── EXTRACTED MATERIAL ──

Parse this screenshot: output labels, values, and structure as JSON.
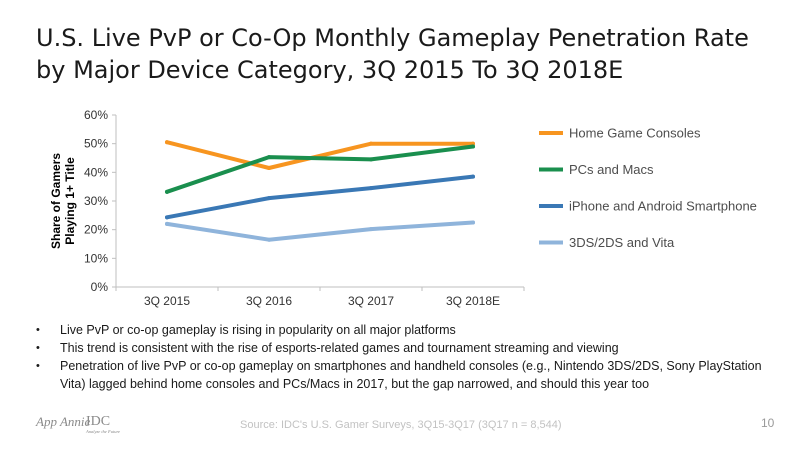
{
  "title": "U.S. Live PvP or Co-Op Monthly Gameplay Penetration Rate by Major Device Category, 3Q 2015 To 3Q 2018E",
  "chart_data": {
    "type": "line",
    "categories": [
      "3Q 2015",
      "3Q 2016",
      "3Q 2017",
      "3Q 2018E"
    ],
    "ylabel": [
      "Share of Gamers",
      "Playing 1+ Title"
    ],
    "ylim": [
      0,
      60
    ],
    "yticks": [
      0,
      10,
      20,
      30,
      40,
      50,
      60
    ],
    "ytick_labels": [
      "0%",
      "10%",
      "20%",
      "30%",
      "40%",
      "50%",
      "60%"
    ],
    "grid": false,
    "legend_position": "right",
    "series": [
      {
        "name": "Home Game Consoles",
        "values": [
          50.5,
          41.5,
          50,
          50
        ],
        "color": "#f79520"
      },
      {
        "name": "PCs and Macs",
        "values": [
          33.2,
          45.3,
          44.5,
          49
        ],
        "color": "#1a8f4e"
      },
      {
        "name": "iPhone and Android Smartphone",
        "values": [
          24.3,
          31,
          34.5,
          38.5
        ],
        "color": "#3a78b5"
      },
      {
        "name": "3DS/2DS and Vita",
        "values": [
          22,
          16.5,
          20.2,
          22.5
        ],
        "color": "#8fb4db"
      }
    ]
  },
  "bullets": [
    "Live PvP or co-op gameplay is rising in popularity on all major platforms",
    "This trend is consistent with the rise of esports-related games and tournament streaming and viewing",
    "Penetration of live PvP or co-op gameplay on smartphones and handheld consoles (e.g., Nintendo 3DS/2DS, Sony PlayStation Vita) lagged behind home consoles and PCs/Macs in 2017, but the gap narrowed, and should this year too"
  ],
  "footer": {
    "logo_appannie": "App Annie",
    "logo_idc": "IDC",
    "logo_idc_tagline": "Analyze the Future",
    "source": "Source: IDC's U.S. Gamer Surveys, 3Q15-3Q17 (3Q17 n = 8,544)",
    "page_number": "10"
  }
}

───

TASK TO COMPLETE:
Reproduce each entry precisely. Leave the pictures out.

THE COMPLETED TASK:
Parse this screenshot: output labels, values, and structure as JSON.
{
  "title": "U.S. Live PvP or Co-Op Monthly Gameplay Penetration Rate by Major Device Category, 3Q 2015 To 3Q 2018E",
  "chart_data": {
    "type": "line",
    "categories": [
      "3Q 2015",
      "3Q 2016",
      "3Q 2017",
      "3Q 2018E"
    ],
    "ylabel": [
      "Share of Gamers",
      "Playing 1+ Title"
    ],
    "ylim": [
      0,
      60
    ],
    "yticks": [
      0,
      10,
      20,
      30,
      40,
      50,
      60
    ],
    "ytick_labels": [
      "0%",
      "10%",
      "20%",
      "30%",
      "40%",
      "50%",
      "60%"
    ],
    "grid": false,
    "legend_position": "right",
    "series": [
      {
        "name": "Home Game Consoles",
        "values": [
          50.5,
          41.5,
          50,
          50
        ],
        "color": "#f79520"
      },
      {
        "name": "PCs and Macs",
        "values": [
          33.2,
          45.3,
          44.5,
          49
        ],
        "color": "#1a8f4e"
      },
      {
        "name": "iPhone and Android Smartphone",
        "values": [
          24.3,
          31,
          34.5,
          38.5
        ],
        "color": "#3a78b5"
      },
      {
        "name": "3DS/2DS and Vita",
        "values": [
          22,
          16.5,
          20.2,
          22.5
        ],
        "color": "#8fb4db"
      }
    ]
  },
  "bullets": [
    "Live PvP or co-op gameplay is rising in popularity on all major platforms",
    "This trend is consistent with the rise of esports-related games and tournament streaming and viewing",
    "Penetration of live PvP or co-op gameplay on smartphones and handheld consoles (e.g., Nintendo 3DS/2DS, Sony PlayStation Vita) lagged behind home consoles and PCs/Macs in 2017, but the gap narrowed, and should this year too"
  ],
  "footer": {
    "logo_appannie": "App Annie",
    "logo_idc": "IDC",
    "logo_idc_tagline": "Analyze the Future",
    "source": "Source: IDC's U.S. Gamer Surveys, 3Q15-3Q17 (3Q17 n = 8,544)",
    "page_number": "10"
  }
}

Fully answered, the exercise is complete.